EXERCISE OBJECTIVE - Return every line of the material exactly.

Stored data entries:
++++++++++
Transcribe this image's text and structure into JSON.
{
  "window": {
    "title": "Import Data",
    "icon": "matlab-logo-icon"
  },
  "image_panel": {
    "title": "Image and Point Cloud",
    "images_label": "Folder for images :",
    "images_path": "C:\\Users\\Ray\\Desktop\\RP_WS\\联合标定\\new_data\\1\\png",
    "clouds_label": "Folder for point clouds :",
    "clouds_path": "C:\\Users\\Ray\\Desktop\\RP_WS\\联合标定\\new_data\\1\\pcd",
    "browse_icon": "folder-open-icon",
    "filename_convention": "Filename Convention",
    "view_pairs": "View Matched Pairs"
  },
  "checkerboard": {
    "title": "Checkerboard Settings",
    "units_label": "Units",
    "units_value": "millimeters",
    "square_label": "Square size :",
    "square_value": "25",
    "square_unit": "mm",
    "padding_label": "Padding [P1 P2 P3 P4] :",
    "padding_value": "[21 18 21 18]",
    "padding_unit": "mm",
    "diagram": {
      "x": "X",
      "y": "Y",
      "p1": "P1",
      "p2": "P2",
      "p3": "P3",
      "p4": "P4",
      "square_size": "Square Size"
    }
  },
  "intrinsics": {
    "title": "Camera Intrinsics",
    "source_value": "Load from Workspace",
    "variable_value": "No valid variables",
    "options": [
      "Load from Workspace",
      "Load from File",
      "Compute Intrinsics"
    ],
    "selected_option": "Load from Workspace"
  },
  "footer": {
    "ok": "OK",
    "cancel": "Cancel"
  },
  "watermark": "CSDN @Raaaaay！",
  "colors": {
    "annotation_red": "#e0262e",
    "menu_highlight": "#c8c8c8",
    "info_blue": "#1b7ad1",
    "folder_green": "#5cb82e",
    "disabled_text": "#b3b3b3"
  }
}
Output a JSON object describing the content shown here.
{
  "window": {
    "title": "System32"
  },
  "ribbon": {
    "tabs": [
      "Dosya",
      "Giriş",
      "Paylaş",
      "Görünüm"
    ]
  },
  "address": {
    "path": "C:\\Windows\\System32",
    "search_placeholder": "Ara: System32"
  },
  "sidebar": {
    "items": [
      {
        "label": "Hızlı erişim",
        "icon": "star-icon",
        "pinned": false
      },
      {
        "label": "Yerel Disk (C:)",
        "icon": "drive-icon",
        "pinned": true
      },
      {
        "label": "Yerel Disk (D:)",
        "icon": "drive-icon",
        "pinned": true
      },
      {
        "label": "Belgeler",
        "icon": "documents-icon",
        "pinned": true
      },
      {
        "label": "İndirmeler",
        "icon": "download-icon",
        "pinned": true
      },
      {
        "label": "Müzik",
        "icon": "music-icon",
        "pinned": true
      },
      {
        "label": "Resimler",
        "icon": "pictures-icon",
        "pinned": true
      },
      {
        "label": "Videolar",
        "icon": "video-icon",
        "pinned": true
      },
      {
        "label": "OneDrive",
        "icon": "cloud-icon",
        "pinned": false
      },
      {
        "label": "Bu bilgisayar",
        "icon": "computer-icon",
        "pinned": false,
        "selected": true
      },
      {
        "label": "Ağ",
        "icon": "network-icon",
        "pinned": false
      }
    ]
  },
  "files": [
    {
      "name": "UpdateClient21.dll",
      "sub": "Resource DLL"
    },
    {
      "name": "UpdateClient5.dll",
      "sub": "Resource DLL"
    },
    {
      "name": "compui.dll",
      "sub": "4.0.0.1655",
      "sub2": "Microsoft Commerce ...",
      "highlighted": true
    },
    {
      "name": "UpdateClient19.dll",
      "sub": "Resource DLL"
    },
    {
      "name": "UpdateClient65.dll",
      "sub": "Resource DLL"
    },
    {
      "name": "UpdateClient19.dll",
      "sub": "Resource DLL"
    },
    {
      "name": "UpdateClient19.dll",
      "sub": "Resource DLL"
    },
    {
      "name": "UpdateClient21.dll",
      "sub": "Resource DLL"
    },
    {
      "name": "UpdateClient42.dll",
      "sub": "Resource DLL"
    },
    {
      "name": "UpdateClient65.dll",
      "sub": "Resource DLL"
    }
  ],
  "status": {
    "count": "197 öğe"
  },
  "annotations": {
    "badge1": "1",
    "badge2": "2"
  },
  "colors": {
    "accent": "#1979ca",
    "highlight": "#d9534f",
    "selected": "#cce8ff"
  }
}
++++++++++
THE RESPONSE -
Transcribe this image's text and structure into JSON.
{
  "window": {
    "title": "Import Data",
    "icon": "matlab-logo-icon"
  },
  "image_panel": {
    "title": "Image and Point Cloud",
    "images_label": "Folder for images :",
    "images_path": "C:\\Users\\Ray\\Desktop\\RP_WS\\联合标定\\new_data\\1\\png",
    "clouds_label": "Folder for point clouds :",
    "clouds_path": "C:\\Users\\Ray\\Desktop\\RP_WS\\联合标定\\new_data\\1\\pcd",
    "browse_icon": "folder-open-icon",
    "filename_convention": "Filename Convention",
    "view_pairs": "View Matched Pairs"
  },
  "checkerboard": {
    "title": "Checkerboard Settings",
    "units_label": "Units",
    "units_value": "millimeters",
    "square_label": "Square size :",
    "square_value": "25",
    "square_unit": "mm",
    "padding_label": "Padding [P1 P2 P3 P4] :",
    "padding_value": "[21 18 21 18]",
    "padding_unit": "mm",
    "diagram": {
      "x": "X",
      "y": "Y",
      "p1": "P1",
      "p2": "P2",
      "p3": "P3",
      "p4": "P4",
      "square_size": "Square Size"
    }
  },
  "intrinsics": {
    "title": "Camera Intrinsics",
    "source_value": "Load from Workspace",
    "variable_value": "No valid variables",
    "options": [
      "Load from Workspace",
      "Load from File",
      "Compute Intrinsics"
    ],
    "selected_option": "Load from Workspace"
  },
  "footer": {
    "ok": "OK",
    "cancel": "Cancel"
  },
  "watermark": "CSDN @Raaaaay！",
  "colors": {
    "annotation_red": "#e0262e",
    "menu_highlight": "#c8c8c8",
    "info_blue": "#1b7ad1",
    "folder_green": "#5cb82e",
    "disabled_text": "#b3b3b3"
  }
}
Output a JSON object describing the content shown here.
{
  "window": {
    "title": "System32"
  },
  "ribbon": {
    "tabs": [
      "Dosya",
      "Giriş",
      "Paylaş",
      "Görünüm"
    ]
  },
  "address": {
    "path": "C:\\Windows\\System32",
    "search_placeholder": "Ara: System32"
  },
  "sidebar": {
    "items": [
      {
        "label": "Hızlı erişim",
        "icon": "star-icon",
        "pinned": false
      },
      {
        "label": "Yerel Disk (C:)",
        "icon": "drive-icon",
        "pinned": true
      },
      {
        "label": "Yerel Disk (D:)",
        "icon": "drive-icon",
        "pinned": true
      },
      {
        "label": "Belgeler",
        "icon": "documents-icon",
        "pinned": true
      },
      {
        "label": "İndirmeler",
        "icon": "download-icon",
        "pinned": true
      },
      {
        "label": "Müzik",
        "icon": "music-icon",
        "pinned": true
      },
      {
        "label": "Resimler",
        "icon": "pictures-icon",
        "pinned": true
      },
      {
        "label": "Videolar",
        "icon": "video-icon",
        "pinned": true
      },
      {
        "label": "OneDrive",
        "icon": "cloud-icon",
        "pinned": false
      },
      {
        "label": "Bu bilgisayar",
        "icon": "computer-icon",
        "pinned": false,
        "selected": true
      },
      {
        "label": "Ağ",
        "icon": "network-icon",
        "pinned": false
      }
    ]
  },
  "files": [
    {
      "name": "UpdateClient21.dll",
      "sub": "Resource DLL"
    },
    {
      "name": "UpdateClient5.dll",
      "sub": "Resource DLL"
    },
    {
      "name": "compui.dll",
      "sub": "4.0.0.1655",
      "sub2": "Microsoft Commerce ...",
      "highlighted": true
    },
    {
      "name": "UpdateClient19.dll",
      "sub": "Resource DLL"
    },
    {
      "name": "UpdateClient65.dll",
      "sub": "Resource DLL"
    },
    {
      "name": "UpdateClient19.dll",
      "sub": "Resource DLL"
    },
    {
      "name": "UpdateClient19.dll",
      "sub": "Resource DLL"
    },
    {
      "name": "UpdateClient21.dll",
      "sub": "Resource DLL"
    },
    {
      "name": "UpdateClient42.dll",
      "sub": "Resource DLL"
    },
    {
      "name": "UpdateClient65.dll",
      "sub": "Resource DLL"
    }
  ],
  "status": {
    "count": "197 öğe"
  },
  "annotations": {
    "badge1": "1",
    "badge2": "2"
  },
  "colors": {
    "accent": "#1979ca",
    "highlight": "#d9534f",
    "selected": "#cce8ff"
  }
}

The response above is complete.